*SOURCE TEXT:*
━━━━
Yevhen Protasov

Personal information
- Full name: Yevhen Yevhenovych Protasov
- Date of birth: 23 July 1997 (age 29)
- Place of birth: Melitopol, Ukraine
- Height: 1.68 m (5 ft 6 in)
- Position: Midfielder

Team information
- Current team: Vitebsk
- Number: 10

Youth career
- 2011–2012: Melitopol

Senior career*
- Years: Team / Apps / (Gls)
- 2015: Melitopolska Chereshnya / 3 / (0)
- 2015–2016: Zorya Luhansk / 0 / (0)
- 2016–2020: Oleksandriya / 38 / (1)
- 2020–2021: Volyn Lutsk / 30 / (2)
- 2021: Metalist 1925 Kharkiv / 15 / (0)
- 2022–2023: Sūduva / 47 / (3)
- 2023–2024: Telavi / 8 / (1)
- 2024: Neftchi Kochkor-Ata / 3 / (0)
- 2024: Stilon Gorzów Wielkopolski / 14 / (2)
- 2025: Naftan Novopolotsk / 28 / (4)
- 2026–: Vitebsk / 13 / (1)

International career
- 2018: Ukraine U21 / 1 / (0)

= Yevhen Protasov =

Ukrainian footballer

Yevhen Yevhenovych Protasov (Євген Євгенович Протасов; born 23 July 1997) is a Ukrainian professional footballer who plays as a midfielder for Belarusian Premier League club Vitebsk.

==Club career==
Protasov made his Ukrainian Premier League debut for Oleksandriya in a game against Stal Kamianske on 17 February 2018.

On 17 January 2022, he signed with Lithuanian side Sūduva Club.
━━━━
Collected data
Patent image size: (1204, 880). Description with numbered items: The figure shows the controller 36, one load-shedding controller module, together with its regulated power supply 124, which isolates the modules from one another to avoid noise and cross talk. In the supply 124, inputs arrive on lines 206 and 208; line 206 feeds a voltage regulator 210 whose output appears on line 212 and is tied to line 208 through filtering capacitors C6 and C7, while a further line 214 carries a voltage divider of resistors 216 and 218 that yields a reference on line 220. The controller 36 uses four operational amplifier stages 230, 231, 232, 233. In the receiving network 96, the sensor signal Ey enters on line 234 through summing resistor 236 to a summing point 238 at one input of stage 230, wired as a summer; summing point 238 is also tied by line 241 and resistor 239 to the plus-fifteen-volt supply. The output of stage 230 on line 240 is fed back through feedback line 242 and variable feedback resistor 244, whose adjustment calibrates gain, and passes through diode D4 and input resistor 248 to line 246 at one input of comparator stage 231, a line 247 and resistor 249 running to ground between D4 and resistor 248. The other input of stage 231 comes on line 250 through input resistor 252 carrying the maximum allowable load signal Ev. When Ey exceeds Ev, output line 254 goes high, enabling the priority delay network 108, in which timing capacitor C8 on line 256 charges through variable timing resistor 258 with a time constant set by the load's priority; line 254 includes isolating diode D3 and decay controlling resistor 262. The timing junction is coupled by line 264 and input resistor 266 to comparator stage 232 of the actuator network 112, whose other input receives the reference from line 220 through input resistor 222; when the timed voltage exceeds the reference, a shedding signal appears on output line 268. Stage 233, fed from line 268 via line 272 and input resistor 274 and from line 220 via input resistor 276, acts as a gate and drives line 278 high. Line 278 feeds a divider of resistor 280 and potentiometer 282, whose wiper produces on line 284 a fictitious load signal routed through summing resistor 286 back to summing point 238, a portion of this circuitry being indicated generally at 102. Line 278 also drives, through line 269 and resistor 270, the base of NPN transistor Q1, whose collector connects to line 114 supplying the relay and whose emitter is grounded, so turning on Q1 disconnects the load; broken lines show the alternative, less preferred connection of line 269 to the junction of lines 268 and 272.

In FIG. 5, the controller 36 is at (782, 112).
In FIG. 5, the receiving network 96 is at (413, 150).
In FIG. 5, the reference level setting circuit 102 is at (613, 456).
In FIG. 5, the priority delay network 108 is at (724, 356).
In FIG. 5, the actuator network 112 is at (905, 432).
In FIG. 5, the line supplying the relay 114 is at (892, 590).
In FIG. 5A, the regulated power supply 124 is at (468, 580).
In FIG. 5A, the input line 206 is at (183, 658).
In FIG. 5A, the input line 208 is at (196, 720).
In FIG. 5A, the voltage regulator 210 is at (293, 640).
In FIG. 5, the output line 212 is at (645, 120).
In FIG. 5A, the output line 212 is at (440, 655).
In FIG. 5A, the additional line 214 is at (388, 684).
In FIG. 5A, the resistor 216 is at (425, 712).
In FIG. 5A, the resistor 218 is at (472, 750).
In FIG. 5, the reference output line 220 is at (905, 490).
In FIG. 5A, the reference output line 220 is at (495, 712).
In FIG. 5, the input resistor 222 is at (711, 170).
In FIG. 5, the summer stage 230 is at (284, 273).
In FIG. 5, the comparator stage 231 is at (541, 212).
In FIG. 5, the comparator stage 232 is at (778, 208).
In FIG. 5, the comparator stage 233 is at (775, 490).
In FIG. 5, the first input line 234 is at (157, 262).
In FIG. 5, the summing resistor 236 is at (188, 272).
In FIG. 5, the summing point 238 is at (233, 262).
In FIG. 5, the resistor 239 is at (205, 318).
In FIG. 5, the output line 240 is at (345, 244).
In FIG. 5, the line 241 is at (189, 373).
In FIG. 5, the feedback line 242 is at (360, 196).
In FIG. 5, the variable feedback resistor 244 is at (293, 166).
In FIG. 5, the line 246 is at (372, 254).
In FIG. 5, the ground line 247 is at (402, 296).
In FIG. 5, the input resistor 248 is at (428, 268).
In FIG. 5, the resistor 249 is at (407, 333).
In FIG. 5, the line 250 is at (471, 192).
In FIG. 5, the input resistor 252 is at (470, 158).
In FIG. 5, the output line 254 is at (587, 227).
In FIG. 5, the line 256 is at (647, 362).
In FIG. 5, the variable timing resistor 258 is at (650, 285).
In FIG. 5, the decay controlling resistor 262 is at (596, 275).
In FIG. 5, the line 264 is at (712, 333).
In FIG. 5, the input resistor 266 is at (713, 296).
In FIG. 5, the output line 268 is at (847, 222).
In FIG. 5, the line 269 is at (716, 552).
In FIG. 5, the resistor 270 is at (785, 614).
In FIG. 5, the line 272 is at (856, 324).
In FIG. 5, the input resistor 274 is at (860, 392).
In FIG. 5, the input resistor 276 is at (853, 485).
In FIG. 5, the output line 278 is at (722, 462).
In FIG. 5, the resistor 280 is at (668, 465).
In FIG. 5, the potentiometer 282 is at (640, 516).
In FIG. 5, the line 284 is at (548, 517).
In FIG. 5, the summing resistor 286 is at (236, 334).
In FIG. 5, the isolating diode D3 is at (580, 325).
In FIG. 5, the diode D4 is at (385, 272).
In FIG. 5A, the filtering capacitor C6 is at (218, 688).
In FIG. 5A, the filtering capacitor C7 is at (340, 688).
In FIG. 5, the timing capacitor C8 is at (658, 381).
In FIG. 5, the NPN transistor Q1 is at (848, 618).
━━━━
*ASSIGNMENT:*
Decide whether each statement agrees with the text about Yevhen Protasov, answering yes or no and quoting the deciding words of the text. 1. Protasov made his Ukrainian Premier League debut while playing for Oleksandriya. 2. Protasov signed with Sūduva in January 2021. 3. Vitebsk plays in the Belarusian Premier League.

*SOLUTION TO THIS EXERCISE:*
1. Yes: "Protasov made his Ukrainian Premier League debut for Oleksandriya"
2. No: "On 17 January 2022, he signed with Lithuanian side Sūduva Club."
3. Yes: "Belarusian Premier League club Vitebsk"